[Dataset items]
---+---
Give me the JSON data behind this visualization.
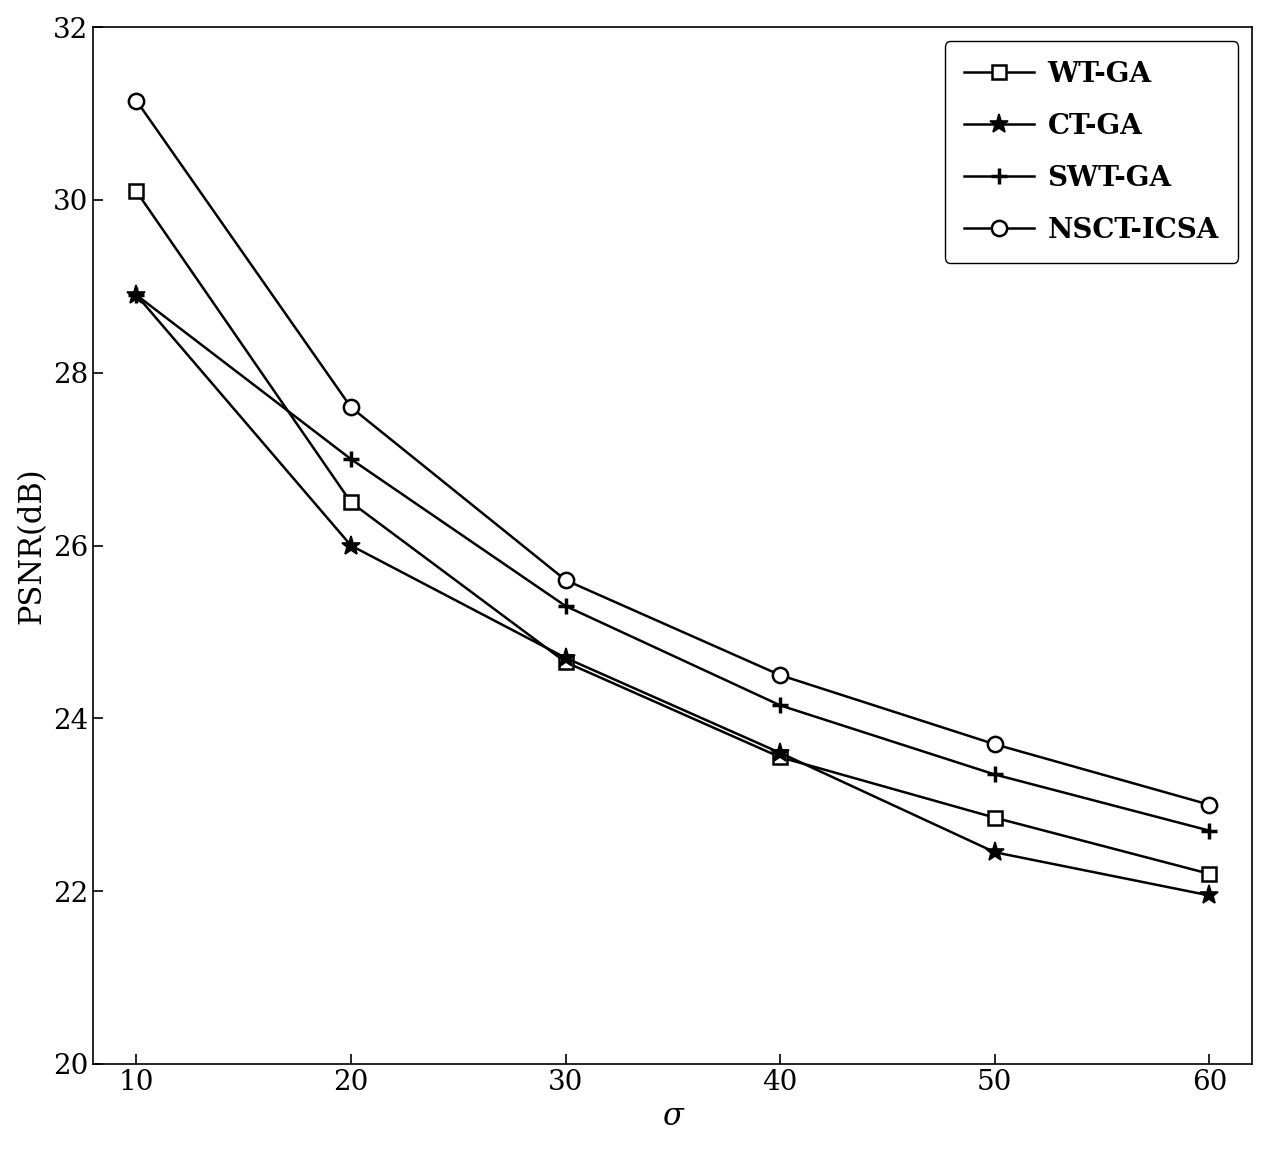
{
  "x": [
    10,
    20,
    30,
    40,
    50,
    60
  ],
  "WT_GA": [
    30.1,
    26.5,
    24.65,
    23.55,
    22.85,
    22.2
  ],
  "CT_GA": [
    28.9,
    26.0,
    24.7,
    23.6,
    22.45,
    21.95
  ],
  "SWT_GA": [
    28.9,
    27.0,
    25.3,
    24.15,
    23.35,
    22.7
  ],
  "NSCT_ICSA": [
    31.15,
    27.6,
    25.6,
    24.5,
    23.7,
    23.0
  ],
  "xlabel": "σ",
  "ylabel": "PSNR(dB)",
  "xlim": [
    8,
    62
  ],
  "ylim": [
    20,
    32
  ],
  "xticks": [
    10,
    20,
    30,
    40,
    50,
    60
  ],
  "yticks": [
    20,
    22,
    24,
    26,
    28,
    30,
    32
  ],
  "legend_labels": [
    "WT-GA",
    "CT-GA",
    "SWT-GA",
    "NSCT-ICSA"
  ],
  "line_color": "#000000",
  "bg_color": "#ffffff",
  "fontsize_label": 22,
  "fontsize_tick": 20,
  "fontsize_legend": 20
}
---+---
_Problem to solve_
Repeat the records above verbatim, with no pictures in the result.

_Response to the exercise_
Give me the JSON data behind this visualization.
{
  "x": [
    10,
    20,
    30,
    40,
    50,
    60
  ],
  "WT_GA": [
    30.1,
    26.5,
    24.65,
    23.55,
    22.85,
    22.2
  ],
  "CT_GA": [
    28.9,
    26.0,
    24.7,
    23.6,
    22.45,
    21.95
  ],
  "SWT_GA": [
    28.9,
    27.0,
    25.3,
    24.15,
    23.35,
    22.7
  ],
  "NSCT_ICSA": [
    31.15,
    27.6,
    25.6,
    24.5,
    23.7,
    23.0
  ],
  "xlabel": "σ",
  "ylabel": "PSNR(dB)",
  "xlim": [
    8,
    62
  ],
  "ylim": [
    20,
    32
  ],
  "xticks": [
    10,
    20,
    30,
    40,
    50,
    60
  ],
  "yticks": [
    20,
    22,
    24,
    26,
    28,
    30,
    32
  ],
  "legend_labels": [
    "WT-GA",
    "CT-GA",
    "SWT-GA",
    "NSCT-ICSA"
  ],
  "line_color": "#000000",
  "bg_color": "#ffffff",
  "fontsize_label": 22,
  "fontsize_tick": 20,
  "fontsize_legend": 20
}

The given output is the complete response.